* _Exercise brief_: In the forum thread on pensions and social care, what mortgage interest rate did the poster pay when they first bought a property?

* _Document excerpt_:
-- Opening Marker --

There are also plenty of POOR PENSIONERS in the UK.

Not all the elderly vote Tory either.
Sick of this non truth being repeated over and over.

echt · 07/09/2021 13:09

I'm not saying I approve. I don't. The setting up of trusts is legal, but it costs a shitload to do it.

viques · 07/09/2021 13:09

@Viviennemary

It wont be much. But it should have gone on income tax. Then retired people with large pensions would pay. Dont see why they shouldn't.
I don’t think many people will disagree with you. But I am tired of the continual nasty digs being made at baby boomers. Yes, for many of us , (but certainly not all) there has been a good financial outcome to our retirement years, we have unwittingly benefitted from a perfect storm of a post war boom, free education , good health systems, and property price increases. It has never happened before, it won’t happen again,it was an economic blip no one could foresee.

My grandparents and parents lived through extreme poverty the like of which is not seen in the UK today. And despite our comfortable financial situation now many people of my generation had a very different lifestyle when young to the expectations of young people today. My first independent home was a very grim lino floored bed sitting room in a house where I shared the Edwardian bathroom with four other people. No central heating, no phone, no washing machine, a metered gas geyser to heat water. It was very much the norm for young people. When I did eventually manage to buy my first property I paid mortgage interest of 14%. I didn’t have a car. I didn’t have foreign holidays. I lived a very modest life. And nor did most of my friends and colleagues. Like many people I was lucky enough to work in a job which eventually offered a decent pension, but I think my first teaching salary for a full time job was for something less than £2000. That is per annum, not per month!

Many people of my generation didn’t go to University, women of my generation were underpaid, discriminated against, denied basic employment rights, and many of us spent a lot of energy making sure that later generations didn’t have those barriers to climb over.

So yes, I have a decent pension, and I pay income tax on it, and I think increasing NI is an unfair proposal and it would be fairer to increase income tax. And why? Because I am from a generation who knows that the only way to move things on is for everyone to share in the burden.

goldfinchfan · 07/09/2021 13:09

Social Care is also for young disabled people and children. Why is the media ignoring this?

SpindleWhorl · 07/09/2021 13:10

£86k is The value of a lot of homes outside of the southern bubble.

-- Closing Marker --

* _Record excerpts_:

-- Opening Marker --

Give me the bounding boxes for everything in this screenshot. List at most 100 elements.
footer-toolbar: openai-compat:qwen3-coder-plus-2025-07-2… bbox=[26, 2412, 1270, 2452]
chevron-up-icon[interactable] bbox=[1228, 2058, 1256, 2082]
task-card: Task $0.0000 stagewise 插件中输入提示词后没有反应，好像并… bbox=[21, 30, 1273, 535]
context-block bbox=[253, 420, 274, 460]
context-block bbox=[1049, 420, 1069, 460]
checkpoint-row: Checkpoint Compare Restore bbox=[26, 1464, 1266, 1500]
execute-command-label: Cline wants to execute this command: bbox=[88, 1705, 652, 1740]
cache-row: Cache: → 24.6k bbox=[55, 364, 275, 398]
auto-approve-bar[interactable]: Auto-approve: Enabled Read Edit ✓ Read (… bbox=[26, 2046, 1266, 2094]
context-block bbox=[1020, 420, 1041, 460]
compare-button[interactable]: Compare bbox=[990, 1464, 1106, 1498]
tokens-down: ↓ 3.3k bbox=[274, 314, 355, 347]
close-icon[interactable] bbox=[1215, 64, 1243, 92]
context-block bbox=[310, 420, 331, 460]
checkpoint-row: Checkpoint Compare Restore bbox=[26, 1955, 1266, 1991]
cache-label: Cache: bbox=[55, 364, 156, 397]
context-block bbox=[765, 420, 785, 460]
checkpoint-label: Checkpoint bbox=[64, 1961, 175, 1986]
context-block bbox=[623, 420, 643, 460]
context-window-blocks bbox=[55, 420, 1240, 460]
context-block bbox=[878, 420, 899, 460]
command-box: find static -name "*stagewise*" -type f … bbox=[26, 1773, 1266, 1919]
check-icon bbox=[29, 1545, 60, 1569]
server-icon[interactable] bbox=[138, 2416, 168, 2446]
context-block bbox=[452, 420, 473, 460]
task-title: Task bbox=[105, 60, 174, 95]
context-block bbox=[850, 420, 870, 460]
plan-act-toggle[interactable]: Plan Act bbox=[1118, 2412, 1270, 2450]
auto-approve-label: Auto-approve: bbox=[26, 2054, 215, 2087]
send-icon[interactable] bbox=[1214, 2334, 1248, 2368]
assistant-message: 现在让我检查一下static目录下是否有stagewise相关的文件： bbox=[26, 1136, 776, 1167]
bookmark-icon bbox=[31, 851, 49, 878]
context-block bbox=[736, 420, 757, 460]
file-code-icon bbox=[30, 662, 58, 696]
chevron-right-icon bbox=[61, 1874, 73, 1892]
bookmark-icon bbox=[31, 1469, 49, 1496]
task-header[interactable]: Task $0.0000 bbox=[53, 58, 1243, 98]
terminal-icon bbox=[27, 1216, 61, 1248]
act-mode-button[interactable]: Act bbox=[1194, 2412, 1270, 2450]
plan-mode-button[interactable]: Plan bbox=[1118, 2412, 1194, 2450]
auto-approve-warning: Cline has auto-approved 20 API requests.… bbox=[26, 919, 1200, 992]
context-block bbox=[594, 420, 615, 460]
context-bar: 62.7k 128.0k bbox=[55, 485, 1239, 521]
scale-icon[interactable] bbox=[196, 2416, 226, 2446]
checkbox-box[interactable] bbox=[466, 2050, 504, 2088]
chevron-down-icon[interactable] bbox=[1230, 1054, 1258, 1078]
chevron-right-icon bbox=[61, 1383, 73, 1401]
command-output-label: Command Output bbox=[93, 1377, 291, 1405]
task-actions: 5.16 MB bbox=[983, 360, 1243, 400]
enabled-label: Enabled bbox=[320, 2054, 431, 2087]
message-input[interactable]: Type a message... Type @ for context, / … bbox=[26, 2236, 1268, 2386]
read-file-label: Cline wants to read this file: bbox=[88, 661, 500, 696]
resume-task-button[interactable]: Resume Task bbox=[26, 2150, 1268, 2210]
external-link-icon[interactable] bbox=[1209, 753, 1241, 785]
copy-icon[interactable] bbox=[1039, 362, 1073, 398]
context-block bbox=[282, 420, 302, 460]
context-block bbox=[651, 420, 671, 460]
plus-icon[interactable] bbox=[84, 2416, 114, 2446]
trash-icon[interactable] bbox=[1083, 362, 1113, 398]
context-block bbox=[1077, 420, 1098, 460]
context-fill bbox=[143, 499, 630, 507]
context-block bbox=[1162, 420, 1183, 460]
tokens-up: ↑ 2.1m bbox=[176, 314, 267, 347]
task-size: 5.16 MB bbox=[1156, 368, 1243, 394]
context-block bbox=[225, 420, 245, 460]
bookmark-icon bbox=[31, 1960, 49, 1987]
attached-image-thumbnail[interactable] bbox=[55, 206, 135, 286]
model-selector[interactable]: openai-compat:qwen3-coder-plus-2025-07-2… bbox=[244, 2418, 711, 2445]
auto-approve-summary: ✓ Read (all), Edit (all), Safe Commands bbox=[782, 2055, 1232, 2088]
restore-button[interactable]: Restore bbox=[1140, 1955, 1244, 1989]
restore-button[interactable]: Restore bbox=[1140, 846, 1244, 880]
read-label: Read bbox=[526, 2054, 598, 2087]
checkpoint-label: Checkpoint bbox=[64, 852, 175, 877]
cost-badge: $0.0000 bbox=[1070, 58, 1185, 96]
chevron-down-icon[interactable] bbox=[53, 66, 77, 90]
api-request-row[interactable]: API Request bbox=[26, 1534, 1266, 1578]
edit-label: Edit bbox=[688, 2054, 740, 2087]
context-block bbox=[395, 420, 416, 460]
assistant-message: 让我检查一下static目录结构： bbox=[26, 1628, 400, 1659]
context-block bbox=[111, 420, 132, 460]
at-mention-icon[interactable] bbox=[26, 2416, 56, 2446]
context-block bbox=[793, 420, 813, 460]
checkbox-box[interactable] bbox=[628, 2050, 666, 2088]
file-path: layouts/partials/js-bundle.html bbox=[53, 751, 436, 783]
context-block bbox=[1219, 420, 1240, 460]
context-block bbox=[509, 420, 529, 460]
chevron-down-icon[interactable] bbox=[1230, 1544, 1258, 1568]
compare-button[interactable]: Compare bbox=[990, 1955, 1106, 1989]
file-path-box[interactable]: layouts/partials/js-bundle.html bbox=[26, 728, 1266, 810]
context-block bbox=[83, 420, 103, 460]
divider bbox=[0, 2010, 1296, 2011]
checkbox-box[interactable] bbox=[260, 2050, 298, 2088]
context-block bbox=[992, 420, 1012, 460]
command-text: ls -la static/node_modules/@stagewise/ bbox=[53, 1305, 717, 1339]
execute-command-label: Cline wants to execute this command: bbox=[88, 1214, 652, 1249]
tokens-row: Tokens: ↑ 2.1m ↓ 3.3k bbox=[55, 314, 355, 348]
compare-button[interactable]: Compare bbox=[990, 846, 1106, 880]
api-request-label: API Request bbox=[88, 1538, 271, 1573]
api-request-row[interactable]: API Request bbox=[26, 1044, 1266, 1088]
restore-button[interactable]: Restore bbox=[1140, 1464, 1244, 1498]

-- Closing Marker --

* _Solution_: 14%